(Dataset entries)
** start **
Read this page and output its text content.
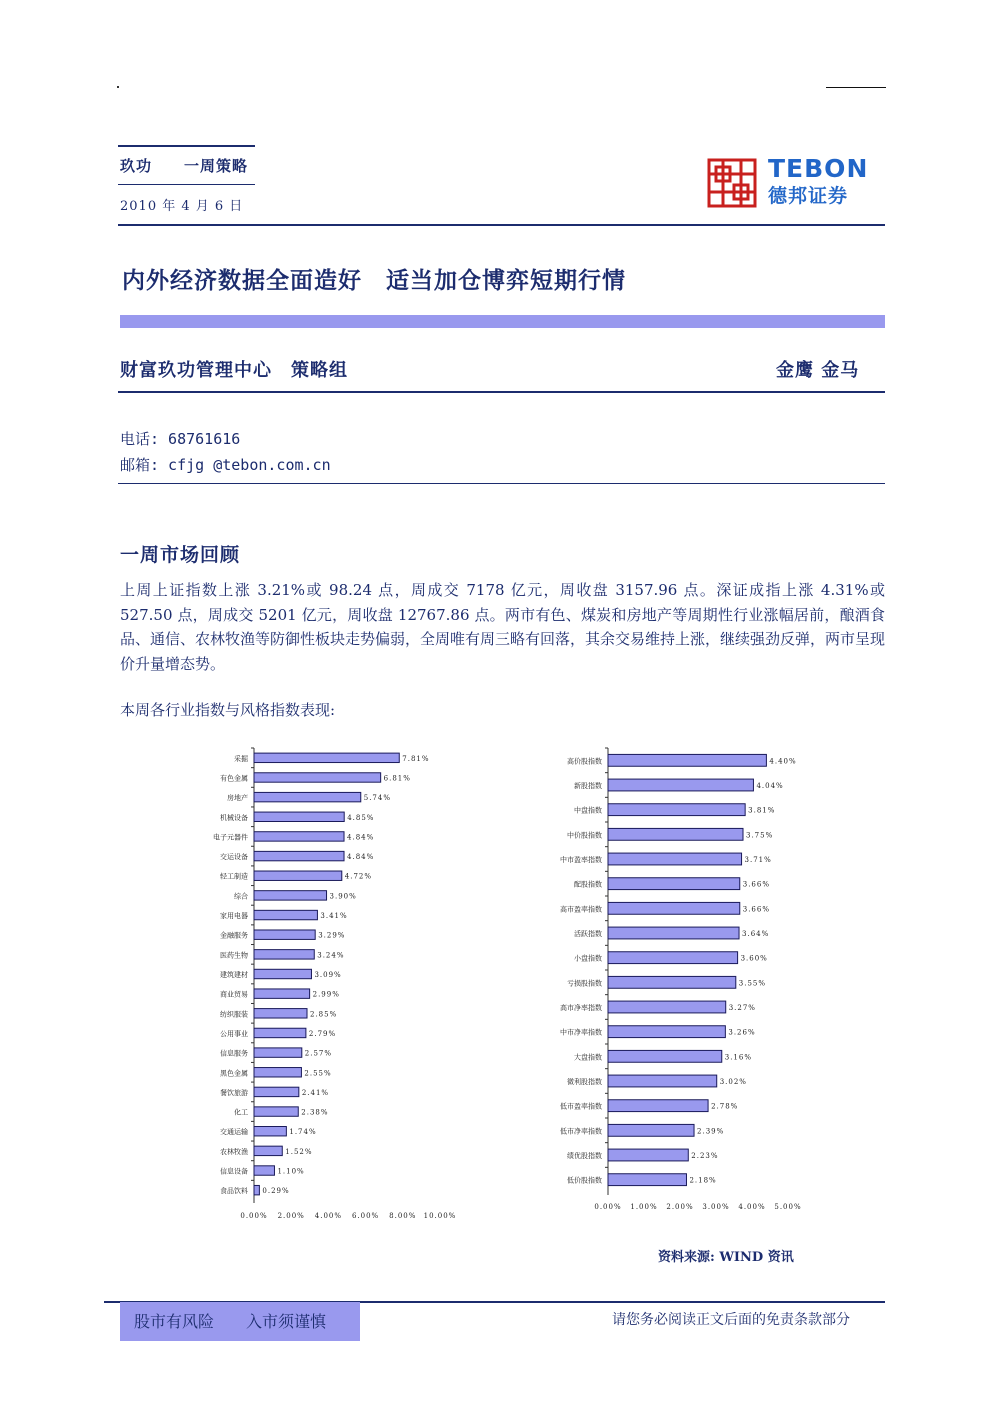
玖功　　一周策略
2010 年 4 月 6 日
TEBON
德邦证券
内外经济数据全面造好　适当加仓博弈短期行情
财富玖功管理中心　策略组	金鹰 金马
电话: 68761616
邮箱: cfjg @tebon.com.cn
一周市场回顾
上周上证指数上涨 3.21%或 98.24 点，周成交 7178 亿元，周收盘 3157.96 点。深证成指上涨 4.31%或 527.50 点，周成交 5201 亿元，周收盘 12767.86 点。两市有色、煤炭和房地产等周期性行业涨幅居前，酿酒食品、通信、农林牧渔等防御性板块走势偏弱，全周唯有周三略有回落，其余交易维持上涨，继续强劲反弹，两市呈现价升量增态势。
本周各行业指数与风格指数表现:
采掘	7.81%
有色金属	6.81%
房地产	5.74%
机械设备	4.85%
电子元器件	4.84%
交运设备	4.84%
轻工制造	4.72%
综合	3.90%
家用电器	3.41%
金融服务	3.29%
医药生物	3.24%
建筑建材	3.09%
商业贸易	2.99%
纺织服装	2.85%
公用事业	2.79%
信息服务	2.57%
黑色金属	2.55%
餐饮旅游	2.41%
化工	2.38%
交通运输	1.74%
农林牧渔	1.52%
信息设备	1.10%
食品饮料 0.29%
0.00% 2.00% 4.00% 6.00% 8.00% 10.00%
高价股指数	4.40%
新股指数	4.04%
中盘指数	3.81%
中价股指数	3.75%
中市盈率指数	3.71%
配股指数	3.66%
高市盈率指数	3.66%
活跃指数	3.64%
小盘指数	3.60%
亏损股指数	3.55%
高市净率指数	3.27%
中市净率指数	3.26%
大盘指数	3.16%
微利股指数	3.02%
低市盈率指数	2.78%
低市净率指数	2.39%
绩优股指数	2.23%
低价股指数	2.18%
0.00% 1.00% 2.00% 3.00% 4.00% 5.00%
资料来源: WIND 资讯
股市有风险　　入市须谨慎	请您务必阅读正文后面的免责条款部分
** end **
GOAL | Quote the material exactly. Pictures stay out.

ANSWER TO THIS PROBLEM |
Read this page and output its text content.
玖功　　一周策略
2010 年 4 月 6 日
TEBON
德邦证券
内外经济数据全面造好　适当加仓博弈短期行情
财富玖功管理中心　策略组	金鹰 金马
电话: 68761616
邮箱: cfjg @tebon.com.cn
一周市场回顾
上周上证指数上涨 3.21%或 98.24 点，周成交 7178 亿元，周收盘 3157.96 点。深证成指上涨 4.31%或 527.50 点，周成交 5201 亿元，周收盘 12767.86 点。两市有色、煤炭和房地产等周期性行业涨幅居前，酿酒食品、通信、农林牧渔等防御性板块走势偏弱，全周唯有周三略有回落，其余交易维持上涨，继续强劲反弹，两市呈现价升量增态势。
本周各行业指数与风格指数表现:
采掘	7.81%
有色金属	6.81%
房地产	5.74%
机械设备	4.85%
电子元器件	4.84%
交运设备	4.84%
轻工制造	4.72%
综合	3.90%
家用电器	3.41%
金融服务	3.29%
医药生物	3.24%
建筑建材	3.09%
商业贸易	2.99%
纺织服装	2.85%
公用事业	2.79%
信息服务	2.57%
黑色金属	2.55%
餐饮旅游	2.41%
化工	2.38%
交通运输	1.74%
农林牧渔	1.52%
信息设备	1.10%
食品饮料 0.29%
0.00% 2.00% 4.00% 6.00% 8.00% 10.00%
高价股指数	4.40%
新股指数	4.04%
中盘指数	3.81%
中价股指数	3.75%
中市盈率指数	3.71%
配股指数	3.66%
高市盈率指数	3.66%
活跃指数	3.64%
小盘指数	3.60%
亏损股指数	3.55%
高市净率指数	3.27%
中市净率指数	3.26%
大盘指数	3.16%
微利股指数	3.02%
低市盈率指数	2.78%
低市净率指数	2.39%
绩优股指数	2.23%
低价股指数	2.18%
0.00% 1.00% 2.00% 3.00% 4.00% 5.00%
资料来源: WIND 资讯
股市有风险　　入市须谨慎	请您务必阅读正文后面的免责条款部分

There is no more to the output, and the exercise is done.